**Exercise**
Your task is to locate every line holding the string "Output" and to copy each of them.

====

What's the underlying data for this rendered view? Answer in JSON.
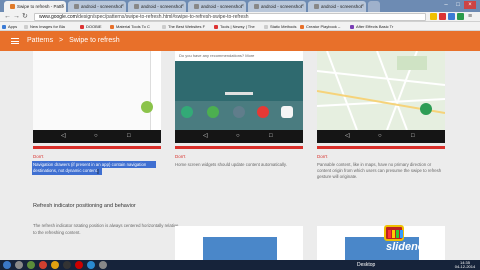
{
  "browser": {
    "tabs": [
      {
        "label": "Swipe to refresh - Patte"
      },
      {
        "label": "android - screenshot"
      },
      {
        "label": "android - screenshot"
      },
      {
        "label": "android - screenshot"
      },
      {
        "label": "android - screenshot"
      },
      {
        "label": "android - screenshot"
      }
    ],
    "url_domain": "www.google.com",
    "url_path": "/design/spec/patterns/swipe-to-refresh.html#swipe-to-refresh-swipe-to-refresh",
    "bookmarks": [
      "Apps",
      "New Images for Bla",
      "DOOBIE",
      "Material Tools To C",
      "The Best Websites F",
      "Tools | Newsy | The",
      "Static Methods",
      "Creator Playbook –",
      "After Effects Basic Tr"
    ]
  },
  "header": {
    "section": "Patterns",
    "separator": ">",
    "page": "Swipe to refresh"
  },
  "card_top": {
    "text": "Do you have any recommendations? More"
  },
  "examples": [
    {
      "label": "Don't",
      "caption": "Navigation drawers (if present in an app) contain navigation destinations, not dynamic content."
    },
    {
      "label": "Don't",
      "caption": "Home screen widgets should update content automatically."
    },
    {
      "label": "Don't",
      "caption": "Pannable content, like in maps, have no primary direction or content origin from which users can presume the swipe to refresh gesture will originate."
    }
  ],
  "section2": {
    "heading": "Refresh indicator positioning and behavior",
    "body": "The refresh indicator rotating position is always centered horizontally relative to the refreshing content."
  },
  "taskbar": {
    "desktop": "Desktop",
    "time": "14:35",
    "date": "04-12-2014"
  },
  "watermark": "slidenerd",
  "colors": {
    "header": "#e8702a",
    "dont": "#d9302b",
    "selection": "#3f6fd1",
    "taskbar": "#16233a"
  }
}
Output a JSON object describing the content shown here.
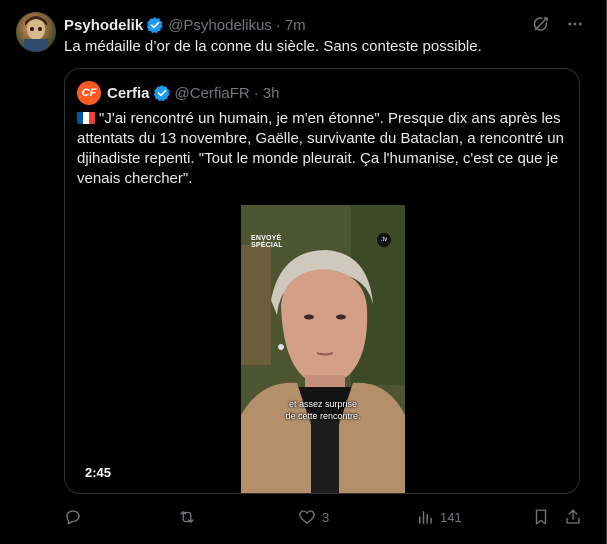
{
  "tweet": {
    "display_name": "Psyhodelik",
    "handle": "@Psyhodelikus",
    "separator": "·",
    "time": "7m",
    "text": "La médaille d’or de la conne du siècle. Sans conteste possible."
  },
  "quote": {
    "avatar_letters": "CF",
    "display_name": "Cerfia",
    "handle": "@CerfiaFR",
    "separator": "·",
    "time": "3h",
    "text": "\"J'ai rencontré un humain, je m'en étonne\". Presque dix ans après les attentats du 13 novembre, Gaëlle, survivante du Bataclan, a rencontré un djihadiste repenti. \"Tout le monde pleurait. Ça l'humanise, c'est ce que je venais chercher\".",
    "video": {
      "duration": "2:45",
      "logo_line1": "ENVOYÉ",
      "logo_line2": "SPÉCIAL",
      "channel_badge": ".tv",
      "subtitle_line1": "et assez surprise",
      "subtitle_line2": "de cette rencontre."
    }
  },
  "actions": {
    "reply_count": "",
    "retweet_count": "",
    "like_count": "3",
    "views_count": "141"
  },
  "icons": {
    "verified": "verified-badge-icon",
    "grok": "grok-icon",
    "more": "more-icon",
    "reply": "reply-icon",
    "retweet": "retweet-icon",
    "like": "heart-icon",
    "views": "views-icon",
    "bookmark": "bookmark-icon",
    "share": "share-icon"
  },
  "colors": {
    "background": "#000000",
    "text": "#e7e9ea",
    "muted": "#71767b",
    "border": "#2f3336",
    "verified": "#1d9bf0",
    "cerfia_orange": "#ff5a1f"
  }
}
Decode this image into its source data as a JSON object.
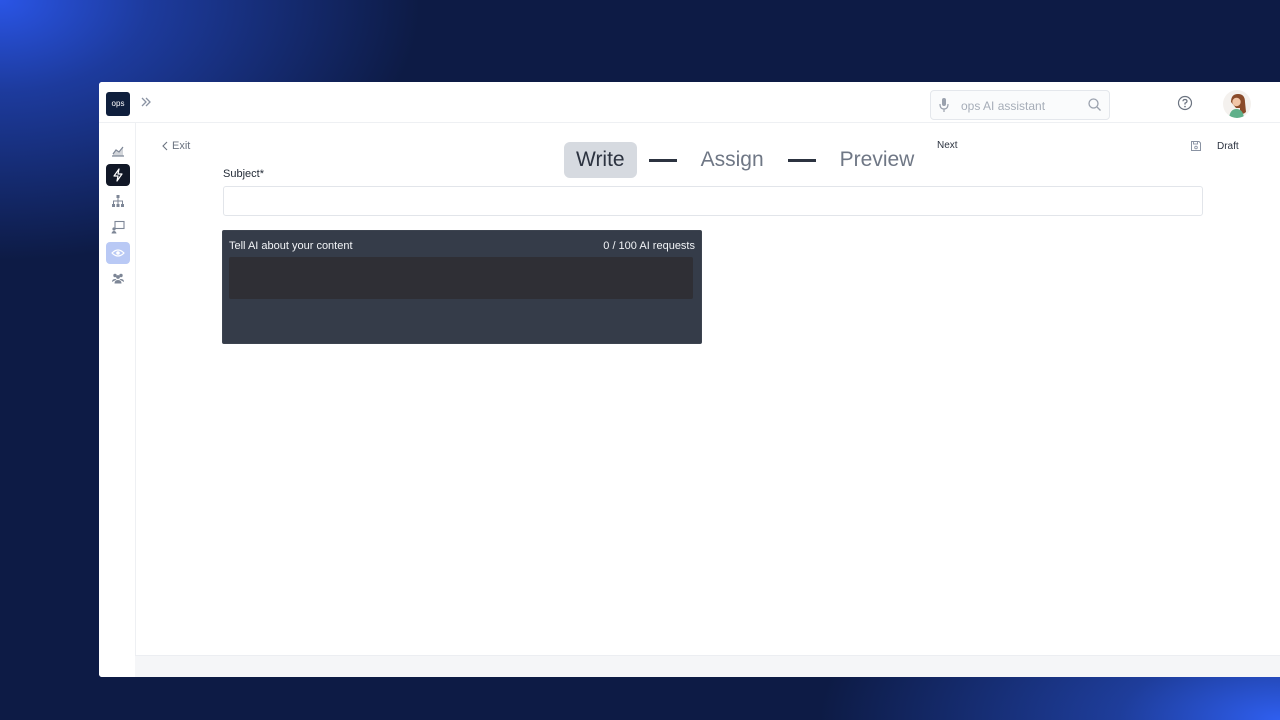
{
  "topbar": {
    "logo_text": "ops",
    "search_placeholder": "ops AI assistant"
  },
  "sidebar": {
    "items": [
      {
        "icon": "analytics-icon"
      },
      {
        "icon": "lightning-icon",
        "active": true
      },
      {
        "icon": "org-chart-icon"
      },
      {
        "icon": "presentation-icon"
      },
      {
        "icon": "eye-icon",
        "highlighted": true
      },
      {
        "icon": "team-icon"
      }
    ]
  },
  "toolbar": {
    "exit_label": "Exit",
    "next_label": "Next",
    "draft_label": "Draft"
  },
  "steps": [
    {
      "label": "Write",
      "active": true
    },
    {
      "label": "Assign",
      "active": false
    },
    {
      "label": "Preview",
      "active": false
    }
  ],
  "form": {
    "subject_label": "Subject*",
    "subject_value": ""
  },
  "ai_panel": {
    "title": "Tell AI about your content",
    "requests": "0 / 100 AI requests",
    "prompt_value": ""
  },
  "colors": {
    "background": "#0d1b45",
    "accent_blue": "#2a55e6",
    "ai_panel_bg": "#353c49",
    "active_step_bg": "#d6dae0"
  }
}
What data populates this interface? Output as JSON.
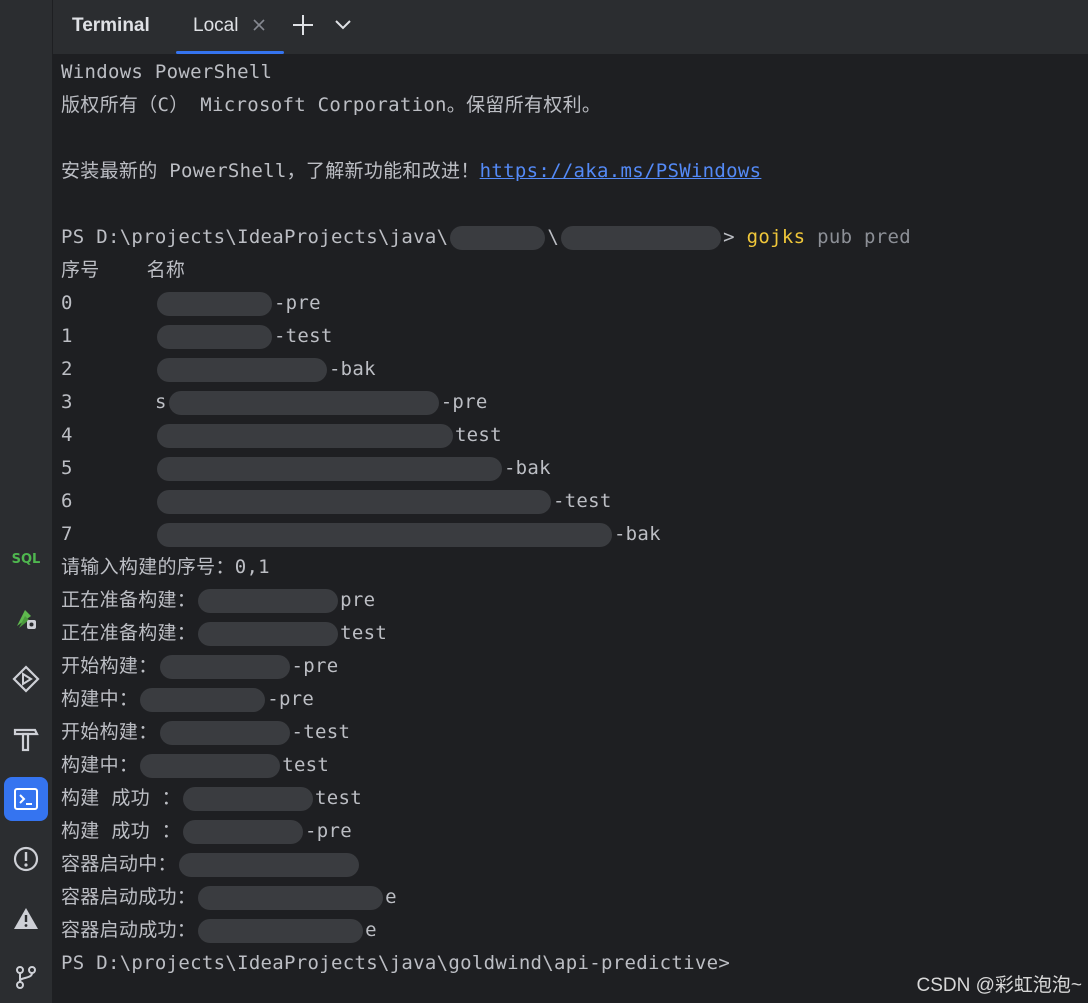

====

**Result**
Output a JSON object describing the content shown here.
What data populates this interface? Output as JSON.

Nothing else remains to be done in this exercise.